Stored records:
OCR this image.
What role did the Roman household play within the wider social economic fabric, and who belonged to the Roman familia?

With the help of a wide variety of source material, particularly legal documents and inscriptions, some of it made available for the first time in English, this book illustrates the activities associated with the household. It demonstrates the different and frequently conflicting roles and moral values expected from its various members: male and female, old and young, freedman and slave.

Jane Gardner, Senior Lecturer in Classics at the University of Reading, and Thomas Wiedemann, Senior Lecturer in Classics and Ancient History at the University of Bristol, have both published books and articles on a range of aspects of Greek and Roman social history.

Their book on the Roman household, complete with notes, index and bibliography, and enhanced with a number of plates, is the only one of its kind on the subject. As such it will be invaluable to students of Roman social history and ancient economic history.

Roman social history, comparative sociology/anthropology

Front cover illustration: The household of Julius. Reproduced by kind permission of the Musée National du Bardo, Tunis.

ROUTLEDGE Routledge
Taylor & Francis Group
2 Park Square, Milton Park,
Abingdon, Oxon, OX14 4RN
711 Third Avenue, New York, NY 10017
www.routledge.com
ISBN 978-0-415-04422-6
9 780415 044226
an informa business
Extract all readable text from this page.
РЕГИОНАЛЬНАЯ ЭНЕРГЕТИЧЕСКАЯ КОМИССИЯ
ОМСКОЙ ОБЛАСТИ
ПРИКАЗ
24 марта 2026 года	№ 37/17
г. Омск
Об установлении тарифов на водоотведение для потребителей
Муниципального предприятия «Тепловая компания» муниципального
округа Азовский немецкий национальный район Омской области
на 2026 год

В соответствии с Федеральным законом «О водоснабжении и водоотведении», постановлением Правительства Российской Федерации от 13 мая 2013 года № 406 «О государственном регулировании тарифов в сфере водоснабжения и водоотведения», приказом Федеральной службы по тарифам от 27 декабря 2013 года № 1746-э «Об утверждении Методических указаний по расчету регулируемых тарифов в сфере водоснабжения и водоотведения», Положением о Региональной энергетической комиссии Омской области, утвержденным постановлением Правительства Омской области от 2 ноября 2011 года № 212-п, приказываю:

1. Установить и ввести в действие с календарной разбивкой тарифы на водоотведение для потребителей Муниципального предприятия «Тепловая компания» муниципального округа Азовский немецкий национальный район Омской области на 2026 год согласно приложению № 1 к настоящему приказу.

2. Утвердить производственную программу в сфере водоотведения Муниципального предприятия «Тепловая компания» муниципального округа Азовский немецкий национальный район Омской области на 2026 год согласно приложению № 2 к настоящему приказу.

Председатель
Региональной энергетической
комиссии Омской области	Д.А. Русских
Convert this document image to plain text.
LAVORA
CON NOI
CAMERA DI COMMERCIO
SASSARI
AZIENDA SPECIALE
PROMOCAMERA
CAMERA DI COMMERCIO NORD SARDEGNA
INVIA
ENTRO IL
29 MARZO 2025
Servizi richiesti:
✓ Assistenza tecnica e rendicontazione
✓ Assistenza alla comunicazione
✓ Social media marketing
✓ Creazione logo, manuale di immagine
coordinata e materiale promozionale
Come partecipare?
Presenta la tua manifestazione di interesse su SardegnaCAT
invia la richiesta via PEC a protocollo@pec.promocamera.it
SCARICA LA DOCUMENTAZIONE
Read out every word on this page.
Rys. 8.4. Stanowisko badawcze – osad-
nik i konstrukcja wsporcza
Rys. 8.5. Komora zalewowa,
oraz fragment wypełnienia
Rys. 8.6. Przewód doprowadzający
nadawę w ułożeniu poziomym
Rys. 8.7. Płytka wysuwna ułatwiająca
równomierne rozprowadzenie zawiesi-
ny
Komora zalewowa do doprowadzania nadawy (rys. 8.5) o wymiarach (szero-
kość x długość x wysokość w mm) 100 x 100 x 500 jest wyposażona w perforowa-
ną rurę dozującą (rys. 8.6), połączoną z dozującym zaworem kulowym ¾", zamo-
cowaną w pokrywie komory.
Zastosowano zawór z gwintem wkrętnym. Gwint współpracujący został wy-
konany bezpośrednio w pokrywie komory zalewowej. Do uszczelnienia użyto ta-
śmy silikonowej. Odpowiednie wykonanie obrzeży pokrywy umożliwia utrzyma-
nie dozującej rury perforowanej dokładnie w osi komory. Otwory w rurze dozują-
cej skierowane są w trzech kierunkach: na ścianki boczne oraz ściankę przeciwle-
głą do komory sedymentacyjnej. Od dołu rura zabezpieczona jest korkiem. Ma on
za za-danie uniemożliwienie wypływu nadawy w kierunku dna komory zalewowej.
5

YOUR INSTRUCTIONS | Extract all lines as given.

THE RESPONSE |
OCR this image.
What role did the Roman household play within the wider social economic fabric, and who belonged to the Roman familia?

With the help of a wide variety of source material, particularly legal documents and inscriptions, some of it made available for the first time in English, this book illustrates the activities associated with the household. It demonstrates the different and frequently conflicting roles and moral values expected from its various members: male and female, old and young, freedman and slave.

Jane Gardner, Senior Lecturer in Classics at the University of Reading, and Thomas Wiedemann, Senior Lecturer in Classics and Ancient History at the University of Bristol, have both published books and articles on a range of aspects of Greek and Roman social history.

Their book on the Roman household, complete with notes, index and bibliography, and enhanced with a number of plates, is the only one of its kind on the subject. As such it will be invaluable to students of Roman social history and ancient economic history.

Roman social history, comparative sociology/anthropology

Front cover illustration: The household of Julius. Reproduced by kind permission of the Musée National du Bardo, Tunis.

ROUTLEDGE Routledge
Taylor & Francis Group
2 Park Square, Milton Park,
Abingdon, Oxon, OX14 4RN
711 Third Avenue, New York, NY 10017
www.routledge.com
ISBN 978-0-415-04422-6
9 780415 044226
an informa business
Extract all readable text from this page.
РЕГИОНАЛЬНАЯ ЭНЕРГЕТИЧЕСКАЯ КОМИССИЯ
ОМСКОЙ ОБЛАСТИ
ПРИКАЗ
24 марта 2026 года	№ 37/17
г. Омск
Об установлении тарифов на водоотведение для потребителей
Муниципального предприятия «Тепловая компания» муниципального
округа Азовский немецкий национальный район Омской области
на 2026 год

В соответствии с Федеральным законом «О водоснабжении и водоотведении», постановлением Правительства Российской Федерации от 13 мая 2013 года № 406 «О государственном регулировании тарифов в сфере водоснабжения и водоотведения», приказом Федеральной службы по тарифам от 27 декабря 2013 года № 1746-э «Об утверждении Методических указаний по расчету регулируемых тарифов в сфере водоснабжения и водоотведения», Положением о Региональной энергетической комиссии Омской области, утвержденным постановлением Правительства Омской области от 2 ноября 2011 года № 212-п, приказываю:

1. Установить и ввести в действие с календарной разбивкой тарифы на водоотведение для потребителей Муниципального предприятия «Тепловая компания» муниципального округа Азовский немецкий национальный район Омской области на 2026 год согласно приложению № 1 к настоящему приказу.

2. Утвердить производственную программу в сфере водоотведения Муниципального предприятия «Тепловая компания» муниципального округа Азовский немецкий национальный район Омской области на 2026 год согласно приложению № 2 к настоящему приказу.

Председатель
Региональной энергетической
комиссии Омской области	Д.А. Русских
Convert this document image to plain text.
LAVORA
CON NOI
CAMERA DI COMMERCIO
SASSARI
AZIENDA SPECIALE
PROMOCAMERA
CAMERA DI COMMERCIO NORD SARDEGNA
INVIA
ENTRO IL
29 MARZO 2025
Servizi richiesti:
✓ Assistenza tecnica e rendicontazione
✓ Assistenza alla comunicazione
✓ Social media marketing
✓ Creazione logo, manuale di immagine
coordinata e materiale promozionale
Come partecipare?
Presenta la tua manifestazione di interesse su SardegnaCAT
invia la richiesta via PEC a protocollo@pec.promocamera.it
SCARICA LA DOCUMENTAZIONE
Read out every word on this page.
Rys. 8.4. Stanowisko badawcze – osad-
nik i konstrukcja wsporcza
Rys. 8.5. Komora zalewowa,
oraz fragment wypełnienia
Rys. 8.6. Przewód doprowadzający
nadawę w ułożeniu poziomym
Rys. 8.7. Płytka wysuwna ułatwiająca
równomierne rozprowadzenie zawiesi-
ny
Komora zalewowa do doprowadzania nadawy (rys. 8.5) o wymiarach (szero-
kość x długość x wysokość w mm) 100 x 100 x 500 jest wyposażona w perforowa-
ną rurę dozującą (rys. 8.6), połączoną z dozującym zaworem kulowym ¾", zamo-
cowaną w pokrywie komory.
Zastosowano zawór z gwintem wkrętnym. Gwint współpracujący został wy-
konany bezpośrednio w pokrywie komory zalewowej. Do uszczelnienia użyto ta-
śmy silikonowej. Odpowiednie wykonanie obrzeży pokrywy umożliwia utrzyma-
nie dozującej rury perforowanej dokładnie w osi komory. Otwory w rurze dozują-
cej skierowane są w trzech kierunkach: na ścianki boczne oraz ściankę przeciwle-
głą do komory sedymentacyjnej. Od dołu rura zabezpieczona jest korkiem. Ma on
za za-danie uniemożliwienie wypływu nadawy w kierunku dna komory zalewowej.
5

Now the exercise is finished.